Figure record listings
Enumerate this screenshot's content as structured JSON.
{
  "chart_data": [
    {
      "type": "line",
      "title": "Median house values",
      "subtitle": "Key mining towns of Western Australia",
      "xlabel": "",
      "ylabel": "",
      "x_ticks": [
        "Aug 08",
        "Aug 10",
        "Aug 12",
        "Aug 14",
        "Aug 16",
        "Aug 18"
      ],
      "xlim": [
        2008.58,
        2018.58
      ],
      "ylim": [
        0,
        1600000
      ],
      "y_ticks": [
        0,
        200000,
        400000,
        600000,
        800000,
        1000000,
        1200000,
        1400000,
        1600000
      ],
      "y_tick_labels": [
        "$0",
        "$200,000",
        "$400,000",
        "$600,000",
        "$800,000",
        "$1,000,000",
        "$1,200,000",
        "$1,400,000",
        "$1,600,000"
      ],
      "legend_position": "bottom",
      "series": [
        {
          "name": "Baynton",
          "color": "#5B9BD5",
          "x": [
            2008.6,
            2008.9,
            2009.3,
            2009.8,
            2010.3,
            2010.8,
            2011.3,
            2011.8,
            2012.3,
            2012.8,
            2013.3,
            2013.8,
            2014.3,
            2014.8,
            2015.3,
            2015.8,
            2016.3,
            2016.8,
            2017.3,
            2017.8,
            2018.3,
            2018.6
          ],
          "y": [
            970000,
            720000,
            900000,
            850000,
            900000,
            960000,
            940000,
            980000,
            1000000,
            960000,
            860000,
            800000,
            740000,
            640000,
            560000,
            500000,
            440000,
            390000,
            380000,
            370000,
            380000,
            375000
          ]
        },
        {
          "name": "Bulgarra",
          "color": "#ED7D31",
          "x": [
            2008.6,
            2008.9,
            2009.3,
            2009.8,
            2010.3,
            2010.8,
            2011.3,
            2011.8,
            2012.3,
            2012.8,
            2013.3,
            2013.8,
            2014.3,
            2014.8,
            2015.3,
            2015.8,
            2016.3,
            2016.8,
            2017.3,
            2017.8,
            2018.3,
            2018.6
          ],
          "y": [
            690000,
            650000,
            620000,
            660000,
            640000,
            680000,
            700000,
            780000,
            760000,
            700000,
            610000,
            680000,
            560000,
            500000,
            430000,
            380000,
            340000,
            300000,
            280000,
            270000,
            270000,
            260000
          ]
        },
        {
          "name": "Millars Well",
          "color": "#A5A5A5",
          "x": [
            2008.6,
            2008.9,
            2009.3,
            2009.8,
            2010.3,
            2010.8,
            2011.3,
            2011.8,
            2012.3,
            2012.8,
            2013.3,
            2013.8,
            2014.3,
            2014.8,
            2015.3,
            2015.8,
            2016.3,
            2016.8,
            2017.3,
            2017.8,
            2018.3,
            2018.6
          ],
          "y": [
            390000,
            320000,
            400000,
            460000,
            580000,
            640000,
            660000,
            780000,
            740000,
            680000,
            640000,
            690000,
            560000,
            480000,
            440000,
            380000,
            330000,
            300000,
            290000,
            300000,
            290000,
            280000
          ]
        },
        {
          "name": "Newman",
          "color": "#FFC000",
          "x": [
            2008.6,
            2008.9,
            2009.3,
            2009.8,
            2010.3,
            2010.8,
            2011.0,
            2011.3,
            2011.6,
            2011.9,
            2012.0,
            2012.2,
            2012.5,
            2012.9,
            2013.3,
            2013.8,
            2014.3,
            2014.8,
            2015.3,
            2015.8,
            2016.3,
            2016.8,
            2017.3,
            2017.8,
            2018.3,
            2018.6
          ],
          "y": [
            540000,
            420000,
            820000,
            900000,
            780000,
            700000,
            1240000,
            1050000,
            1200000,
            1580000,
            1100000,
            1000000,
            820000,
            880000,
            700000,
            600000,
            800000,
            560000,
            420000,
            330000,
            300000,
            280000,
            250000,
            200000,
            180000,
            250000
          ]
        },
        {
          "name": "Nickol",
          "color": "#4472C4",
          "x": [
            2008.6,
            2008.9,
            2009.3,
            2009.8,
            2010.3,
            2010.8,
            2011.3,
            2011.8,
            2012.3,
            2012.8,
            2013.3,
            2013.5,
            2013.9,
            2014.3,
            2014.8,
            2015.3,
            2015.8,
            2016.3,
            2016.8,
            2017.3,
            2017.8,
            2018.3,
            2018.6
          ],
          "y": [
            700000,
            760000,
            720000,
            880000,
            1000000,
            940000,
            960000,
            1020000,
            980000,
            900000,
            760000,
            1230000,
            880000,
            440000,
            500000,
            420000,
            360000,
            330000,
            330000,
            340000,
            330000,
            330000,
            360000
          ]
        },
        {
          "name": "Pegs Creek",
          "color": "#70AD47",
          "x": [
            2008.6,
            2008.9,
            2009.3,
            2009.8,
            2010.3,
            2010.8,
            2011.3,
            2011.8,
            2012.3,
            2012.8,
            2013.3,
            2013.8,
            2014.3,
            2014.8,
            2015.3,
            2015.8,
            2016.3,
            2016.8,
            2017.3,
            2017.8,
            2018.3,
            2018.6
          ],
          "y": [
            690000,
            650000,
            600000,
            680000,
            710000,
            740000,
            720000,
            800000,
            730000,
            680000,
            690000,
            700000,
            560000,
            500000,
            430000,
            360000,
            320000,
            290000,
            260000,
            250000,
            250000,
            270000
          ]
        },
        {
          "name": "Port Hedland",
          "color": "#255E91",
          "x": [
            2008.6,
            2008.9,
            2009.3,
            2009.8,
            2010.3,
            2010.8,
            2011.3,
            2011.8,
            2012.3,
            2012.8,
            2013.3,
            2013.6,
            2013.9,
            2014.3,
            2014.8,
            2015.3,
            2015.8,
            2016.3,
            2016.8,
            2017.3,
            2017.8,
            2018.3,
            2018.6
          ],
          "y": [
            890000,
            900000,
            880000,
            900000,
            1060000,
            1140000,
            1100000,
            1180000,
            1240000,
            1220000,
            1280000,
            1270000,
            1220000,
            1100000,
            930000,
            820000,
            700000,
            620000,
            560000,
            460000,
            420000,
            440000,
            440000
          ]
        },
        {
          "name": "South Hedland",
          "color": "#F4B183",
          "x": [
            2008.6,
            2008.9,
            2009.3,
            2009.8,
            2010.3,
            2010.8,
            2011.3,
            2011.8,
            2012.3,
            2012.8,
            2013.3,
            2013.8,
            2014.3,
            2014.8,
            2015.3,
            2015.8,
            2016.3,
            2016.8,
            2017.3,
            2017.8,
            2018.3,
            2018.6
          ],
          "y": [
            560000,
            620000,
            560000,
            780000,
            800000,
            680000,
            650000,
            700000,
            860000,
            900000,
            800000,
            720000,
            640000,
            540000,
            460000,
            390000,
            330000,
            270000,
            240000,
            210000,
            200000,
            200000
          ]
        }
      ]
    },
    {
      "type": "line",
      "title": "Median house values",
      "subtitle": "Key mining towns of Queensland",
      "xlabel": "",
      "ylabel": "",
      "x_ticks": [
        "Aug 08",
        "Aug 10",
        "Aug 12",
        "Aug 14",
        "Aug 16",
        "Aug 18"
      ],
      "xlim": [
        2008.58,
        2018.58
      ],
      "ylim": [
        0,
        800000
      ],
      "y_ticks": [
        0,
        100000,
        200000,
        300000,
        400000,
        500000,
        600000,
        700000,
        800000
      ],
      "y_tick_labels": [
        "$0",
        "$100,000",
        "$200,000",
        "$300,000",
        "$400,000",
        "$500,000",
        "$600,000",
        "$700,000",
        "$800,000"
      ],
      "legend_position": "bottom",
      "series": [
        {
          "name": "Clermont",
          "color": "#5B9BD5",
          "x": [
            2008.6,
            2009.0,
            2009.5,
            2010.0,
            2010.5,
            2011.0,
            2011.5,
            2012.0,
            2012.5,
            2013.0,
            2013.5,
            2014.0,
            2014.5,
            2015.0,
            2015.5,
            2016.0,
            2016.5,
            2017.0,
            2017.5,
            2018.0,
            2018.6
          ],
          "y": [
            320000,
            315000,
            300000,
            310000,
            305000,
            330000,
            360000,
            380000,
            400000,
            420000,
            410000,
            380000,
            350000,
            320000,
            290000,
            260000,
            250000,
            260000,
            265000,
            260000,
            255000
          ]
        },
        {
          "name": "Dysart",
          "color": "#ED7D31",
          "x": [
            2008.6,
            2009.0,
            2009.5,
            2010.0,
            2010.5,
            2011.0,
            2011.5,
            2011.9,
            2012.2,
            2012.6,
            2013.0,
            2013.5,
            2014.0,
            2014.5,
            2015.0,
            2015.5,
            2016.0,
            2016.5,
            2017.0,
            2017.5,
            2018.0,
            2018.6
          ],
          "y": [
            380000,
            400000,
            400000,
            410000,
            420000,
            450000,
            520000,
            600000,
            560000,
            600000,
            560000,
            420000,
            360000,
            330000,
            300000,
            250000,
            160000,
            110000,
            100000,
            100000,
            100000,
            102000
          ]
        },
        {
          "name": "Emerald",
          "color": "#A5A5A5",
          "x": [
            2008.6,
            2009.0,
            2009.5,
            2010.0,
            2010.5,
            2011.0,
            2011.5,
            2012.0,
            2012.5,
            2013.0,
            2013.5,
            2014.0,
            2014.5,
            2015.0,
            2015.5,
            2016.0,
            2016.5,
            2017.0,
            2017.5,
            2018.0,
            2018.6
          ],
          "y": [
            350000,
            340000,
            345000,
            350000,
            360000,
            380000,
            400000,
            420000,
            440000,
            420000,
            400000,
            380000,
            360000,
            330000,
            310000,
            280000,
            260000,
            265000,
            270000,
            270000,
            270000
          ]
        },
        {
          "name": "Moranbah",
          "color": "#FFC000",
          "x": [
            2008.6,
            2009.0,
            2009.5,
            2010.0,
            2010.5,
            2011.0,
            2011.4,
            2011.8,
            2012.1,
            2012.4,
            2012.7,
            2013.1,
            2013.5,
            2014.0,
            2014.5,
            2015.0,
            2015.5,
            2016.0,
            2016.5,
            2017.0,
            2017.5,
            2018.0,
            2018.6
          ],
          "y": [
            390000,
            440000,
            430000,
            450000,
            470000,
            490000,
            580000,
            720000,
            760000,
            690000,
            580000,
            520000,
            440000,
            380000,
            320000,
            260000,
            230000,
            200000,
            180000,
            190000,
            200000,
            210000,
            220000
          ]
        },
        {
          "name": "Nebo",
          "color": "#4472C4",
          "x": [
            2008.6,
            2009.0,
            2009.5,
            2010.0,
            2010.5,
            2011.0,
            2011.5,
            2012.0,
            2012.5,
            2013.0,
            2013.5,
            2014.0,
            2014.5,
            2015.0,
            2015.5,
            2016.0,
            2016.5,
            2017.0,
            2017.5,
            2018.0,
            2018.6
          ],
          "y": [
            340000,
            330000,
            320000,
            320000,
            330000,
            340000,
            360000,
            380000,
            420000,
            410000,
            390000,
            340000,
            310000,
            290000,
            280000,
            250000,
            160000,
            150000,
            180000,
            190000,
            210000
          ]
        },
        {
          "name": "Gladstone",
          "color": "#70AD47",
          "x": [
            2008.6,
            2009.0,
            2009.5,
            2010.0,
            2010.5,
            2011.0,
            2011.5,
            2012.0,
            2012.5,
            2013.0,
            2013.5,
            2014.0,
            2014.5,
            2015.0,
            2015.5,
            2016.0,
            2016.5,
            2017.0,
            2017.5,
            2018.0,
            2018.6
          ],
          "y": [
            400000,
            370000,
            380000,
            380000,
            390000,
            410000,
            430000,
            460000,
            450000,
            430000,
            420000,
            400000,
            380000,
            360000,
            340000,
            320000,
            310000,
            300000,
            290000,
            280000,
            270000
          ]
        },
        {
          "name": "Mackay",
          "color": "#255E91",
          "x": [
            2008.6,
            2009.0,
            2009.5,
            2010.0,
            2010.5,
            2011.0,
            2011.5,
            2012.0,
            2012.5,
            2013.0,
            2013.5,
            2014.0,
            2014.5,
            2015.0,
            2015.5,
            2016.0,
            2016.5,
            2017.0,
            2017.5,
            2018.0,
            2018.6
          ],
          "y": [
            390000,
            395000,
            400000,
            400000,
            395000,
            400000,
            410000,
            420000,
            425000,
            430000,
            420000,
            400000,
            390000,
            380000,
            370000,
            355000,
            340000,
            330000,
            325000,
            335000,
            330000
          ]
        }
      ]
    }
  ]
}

• [TASK STATEMENT]: Report how many lines in the entries hold the string "mining". Nothing but the number is wanted.

• [TASK RESPONSE]: 2